[Data entries]
———
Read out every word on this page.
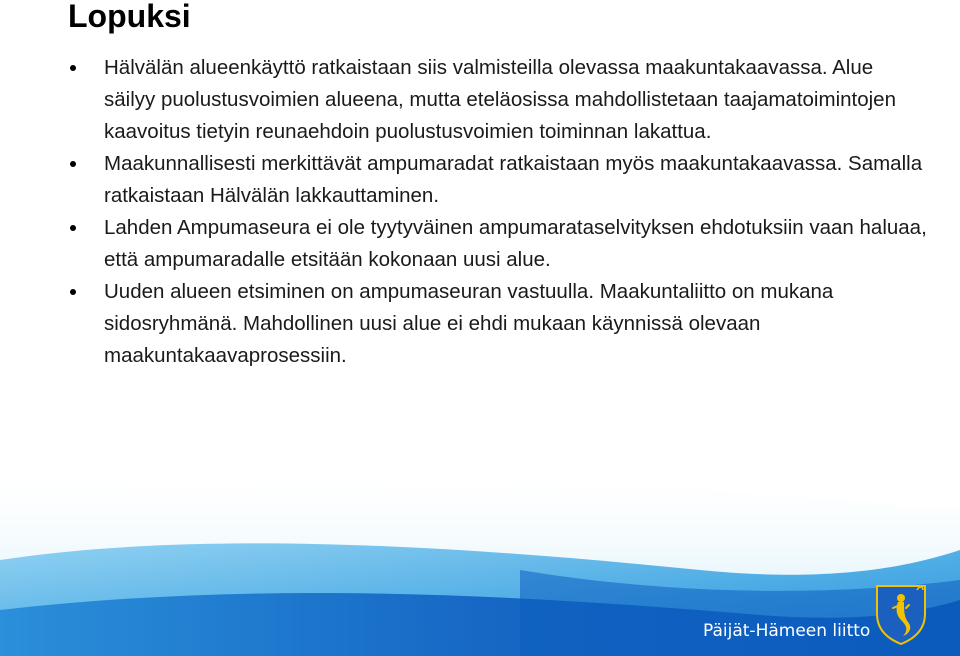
Lopuksi
Hälvälän alueenkäyttö ratkaistaan siis valmisteilla olevassa maakuntakaavassa. Alue säilyy puolustusvoimien alueena, mutta eteläosissa mahdollistetaan taajamatoimintojen kaavoitus tietyin reunaehdoin puolustusvoimien toiminnan lakattua.
Maakunnallisesti merkittävät ampumaradat ratkaistaan myös maakuntakaavassa. Samalla ratkaistaan Hälvälän lakkauttaminen.
Lahden Ampumaseura ei ole tyytyväinen ampumarataselvityksen ehdotuksiin vaan haluaa, että ampumaradalle etsitään kokonaan uusi alue.
Uuden alueen etsiminen on ampumaseuran vastuulla. Maakuntaliitto on mukana sidosryhmänä. Mahdollinen uusi alue ei ehdi mukaan käynnissä olevaan maakuntakaavaprosessiin.
Päijät-Hämeen liitto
———
§ Exercise goal: List each line of the records that holds the string "maakuntakaavassa".

§ Written answer:
Hälvälän alueenkäyttö ratkaistaan siis valmisteilla olevassa maakuntakaavassa. Alue säilyy puolustusvoimien alueena, mutta eteläosissa mahdollistetaan taajamatoimintojen kaavoitus tietyin reunaehdoin puolustusvoimien toiminnan lakattua.
Maakunnallisesti merkittävät ampumaradat ratkaistaan myös maakuntakaavassa. Samalla ratkaistaan Hälvälän lakkauttaminen.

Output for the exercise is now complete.